SET TASK ->
From the listing that follows, output everything exactly except the pictures.

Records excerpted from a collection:
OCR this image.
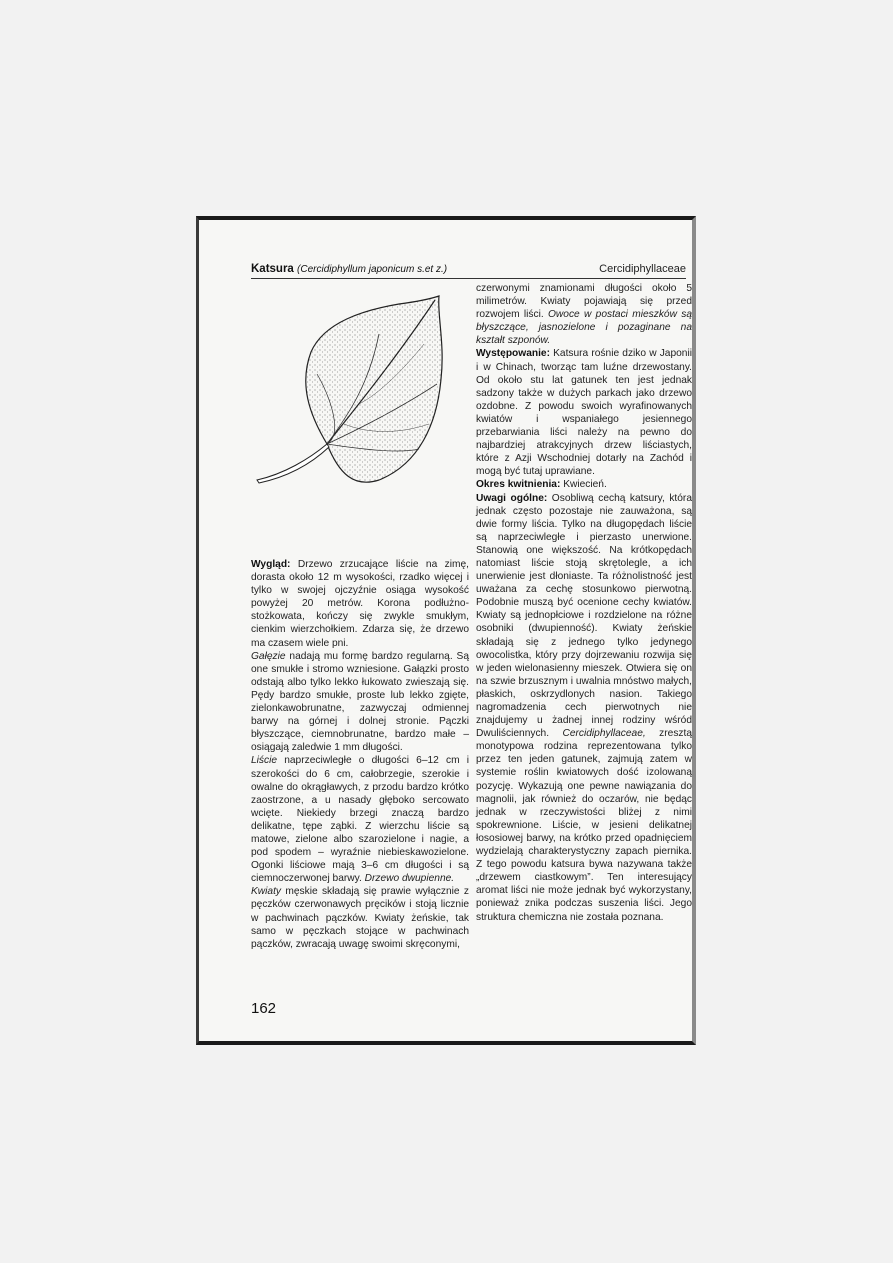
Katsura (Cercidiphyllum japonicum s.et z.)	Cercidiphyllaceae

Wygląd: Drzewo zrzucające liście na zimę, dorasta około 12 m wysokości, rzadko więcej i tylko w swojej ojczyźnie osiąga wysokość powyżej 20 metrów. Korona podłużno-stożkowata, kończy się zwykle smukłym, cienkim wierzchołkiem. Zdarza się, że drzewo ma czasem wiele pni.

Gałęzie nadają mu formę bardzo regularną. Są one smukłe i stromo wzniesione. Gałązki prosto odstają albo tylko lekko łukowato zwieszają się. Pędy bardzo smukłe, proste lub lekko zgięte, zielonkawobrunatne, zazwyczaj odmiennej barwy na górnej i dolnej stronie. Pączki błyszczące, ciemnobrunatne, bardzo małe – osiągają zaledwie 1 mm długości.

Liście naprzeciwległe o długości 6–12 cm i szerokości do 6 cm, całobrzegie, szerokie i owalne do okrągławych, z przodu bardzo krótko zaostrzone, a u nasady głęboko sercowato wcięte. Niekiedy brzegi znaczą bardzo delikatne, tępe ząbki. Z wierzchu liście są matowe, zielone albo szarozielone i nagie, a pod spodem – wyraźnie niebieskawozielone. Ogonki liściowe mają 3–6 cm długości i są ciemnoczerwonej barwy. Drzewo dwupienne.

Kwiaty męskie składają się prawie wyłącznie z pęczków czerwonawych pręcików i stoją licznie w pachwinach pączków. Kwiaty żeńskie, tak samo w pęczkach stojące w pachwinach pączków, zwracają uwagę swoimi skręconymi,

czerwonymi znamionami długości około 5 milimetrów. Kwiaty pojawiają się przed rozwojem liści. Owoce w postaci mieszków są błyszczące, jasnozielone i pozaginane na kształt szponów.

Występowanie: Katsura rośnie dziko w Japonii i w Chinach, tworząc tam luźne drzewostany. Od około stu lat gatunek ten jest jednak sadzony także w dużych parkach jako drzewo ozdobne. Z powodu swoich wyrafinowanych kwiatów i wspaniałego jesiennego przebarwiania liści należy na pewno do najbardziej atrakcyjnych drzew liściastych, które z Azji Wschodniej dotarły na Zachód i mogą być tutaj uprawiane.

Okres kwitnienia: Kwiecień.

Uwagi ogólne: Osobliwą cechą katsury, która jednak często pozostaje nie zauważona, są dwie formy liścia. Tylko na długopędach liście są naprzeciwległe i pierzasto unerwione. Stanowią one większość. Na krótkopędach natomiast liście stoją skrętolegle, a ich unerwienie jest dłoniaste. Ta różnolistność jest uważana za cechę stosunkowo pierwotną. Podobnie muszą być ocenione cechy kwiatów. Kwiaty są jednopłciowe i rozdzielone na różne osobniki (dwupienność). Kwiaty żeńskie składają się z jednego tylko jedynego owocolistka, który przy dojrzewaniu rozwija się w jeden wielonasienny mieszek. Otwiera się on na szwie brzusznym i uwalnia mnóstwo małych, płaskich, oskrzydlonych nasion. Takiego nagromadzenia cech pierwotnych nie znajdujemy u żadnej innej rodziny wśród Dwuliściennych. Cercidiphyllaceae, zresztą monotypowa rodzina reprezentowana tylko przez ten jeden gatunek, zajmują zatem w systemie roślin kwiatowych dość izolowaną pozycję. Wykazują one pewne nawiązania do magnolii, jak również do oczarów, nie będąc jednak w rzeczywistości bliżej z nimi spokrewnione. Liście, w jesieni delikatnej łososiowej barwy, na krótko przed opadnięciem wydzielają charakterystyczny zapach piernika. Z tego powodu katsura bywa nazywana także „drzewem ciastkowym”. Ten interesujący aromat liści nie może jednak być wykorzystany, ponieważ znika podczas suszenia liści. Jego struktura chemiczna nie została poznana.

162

COMPLETE ANSWER ->
OCR this image.
Katsura (Cercidiphyllum japonicum s.et z.)	Cercidiphyllaceae

Wygląd: Drzewo zrzucające liście na zimę, dorasta około 12 m wysokości, rzadko więcej i tylko w swojej ojczyźnie osiąga wysokość powyżej 20 metrów. Korona podłużno-stożkowata, kończy się zwykle smukłym, cienkim wierzchołkiem. Zdarza się, że drzewo ma czasem wiele pni.

Gałęzie nadają mu formę bardzo regularną. Są one smukłe i stromo wzniesione. Gałązki prosto odstają albo tylko lekko łukowato zwieszają się. Pędy bardzo smukłe, proste lub lekko zgięte, zielonkawobrunatne, zazwyczaj odmiennej barwy na górnej i dolnej stronie. Pączki błyszczące, ciemnobrunatne, bardzo małe – osiągają zaledwie 1 mm długości.

Liście naprzeciwległe o długości 6–12 cm i szerokości do 6 cm, całobrzegie, szerokie i owalne do okrągławych, z przodu bardzo krótko zaostrzone, a u nasady głęboko sercowato wcięte. Niekiedy brzegi znaczą bardzo delikatne, tępe ząbki. Z wierzchu liście są matowe, zielone albo szarozielone i nagie, a pod spodem – wyraźnie niebieskawozielone. Ogonki liściowe mają 3–6 cm długości i są ciemnoczerwonej barwy. Drzewo dwupienne.

Kwiaty męskie składają się prawie wyłącznie z pęczków czerwonawych pręcików i stoją licznie w pachwinach pączków. Kwiaty żeńskie, tak samo w pęczkach stojące w pachwinach pączków, zwracają uwagę swoimi skręconymi,

czerwonymi znamionami długości około 5 milimetrów. Kwiaty pojawiają się przed rozwojem liści. Owoce w postaci mieszków są błyszczące, jasnozielone i pozaginane na kształt szponów.

Występowanie: Katsura rośnie dziko w Japonii i w Chinach, tworząc tam luźne drzewostany. Od około stu lat gatunek ten jest jednak sadzony także w dużych parkach jako drzewo ozdobne. Z powodu swoich wyrafinowanych kwiatów i wspaniałego jesiennego przebarwiania liści należy na pewno do najbardziej atrakcyjnych drzew liściastych, które z Azji Wschodniej dotarły na Zachód i mogą być tutaj uprawiane.

Okres kwitnienia: Kwiecień.

Uwagi ogólne: Osobliwą cechą katsury, która jednak często pozostaje nie zauważona, są dwie formy liścia. Tylko na długopędach liście są naprzeciwległe i pierzasto unerwione. Stanowią one większość. Na krótkopędach natomiast liście stoją skrętolegle, a ich unerwienie jest dłoniaste. Ta różnolistność jest uważana za cechę stosunkowo pierwotną. Podobnie muszą być ocenione cechy kwiatów. Kwiaty są jednopłciowe i rozdzielone na różne osobniki (dwupienność). Kwiaty żeńskie składają się z jednego tylko jedynego owocolistka, który przy dojrzewaniu rozwija się w jeden wielonasienny mieszek. Otwiera się on na szwie brzusznym i uwalnia mnóstwo małych, płaskich, oskrzydlonych nasion. Takiego nagromadzenia cech pierwotnych nie znajdujemy u żadnej innej rodziny wśród Dwuliściennych. Cercidiphyllaceae, zresztą monotypowa rodzina reprezentowana tylko przez ten jeden gatunek, zajmują zatem w systemie roślin kwiatowych dość izolowaną pozycję. Wykazują one pewne nawiązania do magnolii, jak również do oczarów, nie będąc jednak w rzeczywistości bliżej z nimi spokrewnione. Liście, w jesieni delikatnej łososiowej barwy, na krótko przed opadnięciem wydzielają charakterystyczny zapach piernika. Z tego powodu katsura bywa nazywana także „drzewem ciastkowym”. Ten interesujący aromat liści nie może jednak być wykorzystany, ponieważ znika podczas suszenia liści. Jego struktura chemiczna nie została poznana.

162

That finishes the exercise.